··· Data extract ···
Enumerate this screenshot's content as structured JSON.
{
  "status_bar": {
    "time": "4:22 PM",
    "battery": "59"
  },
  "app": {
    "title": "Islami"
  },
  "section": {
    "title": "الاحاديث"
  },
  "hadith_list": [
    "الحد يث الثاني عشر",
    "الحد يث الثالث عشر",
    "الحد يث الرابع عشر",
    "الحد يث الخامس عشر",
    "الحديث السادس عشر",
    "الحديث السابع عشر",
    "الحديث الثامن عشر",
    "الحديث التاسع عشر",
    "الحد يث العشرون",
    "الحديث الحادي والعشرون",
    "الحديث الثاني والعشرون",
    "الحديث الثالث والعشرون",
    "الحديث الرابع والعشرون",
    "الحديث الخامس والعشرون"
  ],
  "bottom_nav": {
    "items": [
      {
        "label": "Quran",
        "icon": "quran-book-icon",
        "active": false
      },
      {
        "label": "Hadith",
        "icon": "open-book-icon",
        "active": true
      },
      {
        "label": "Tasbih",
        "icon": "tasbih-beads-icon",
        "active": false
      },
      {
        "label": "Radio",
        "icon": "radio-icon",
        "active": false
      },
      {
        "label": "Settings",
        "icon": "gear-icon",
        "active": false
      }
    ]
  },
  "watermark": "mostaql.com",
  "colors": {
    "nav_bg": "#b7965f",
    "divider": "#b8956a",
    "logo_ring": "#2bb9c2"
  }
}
···
Each line of the listing should be echoed back exactly.

Worked solution —
Enumerate this screenshot's content as structured JSON.
{
  "status_bar": {
    "time": "4:22 PM",
    "battery": "59"
  },
  "app": {
    "title": "Islami"
  },
  "section": {
    "title": "الاحاديث"
  },
  "hadith_list": [
    "الحد يث الثاني عشر",
    "الحد يث الثالث عشر",
    "الحد يث الرابع عشر",
    "الحد يث الخامس عشر",
    "الحديث السادس عشر",
    "الحديث السابع عشر",
    "الحديث الثامن عشر",
    "الحديث التاسع عشر",
    "الحد يث العشرون",
    "الحديث الحادي والعشرون",
    "الحديث الثاني والعشرون",
    "الحديث الثالث والعشرون",
    "الحديث الرابع والعشرون",
    "الحديث الخامس والعشرون"
  ],
  "bottom_nav": {
    "items": [
      {
        "label": "Quran",
        "icon": "quran-book-icon",
        "active": false
      },
      {
        "label": "Hadith",
        "icon": "open-book-icon",
        "active": true
      },
      {
        "label": "Tasbih",
        "icon": "tasbih-beads-icon",
        "active": false
      },
      {
        "label": "Radio",
        "icon": "radio-icon",
        "active": false
      },
      {
        "label": "Settings",
        "icon": "gear-icon",
        "active": false
      }
    ]
  },
  "watermark": "mostaql.com",
  "colors": {
    "nav_bg": "#b7965f",
    "divider": "#b8956a",
    "logo_ring": "#2bb9c2"
  }
}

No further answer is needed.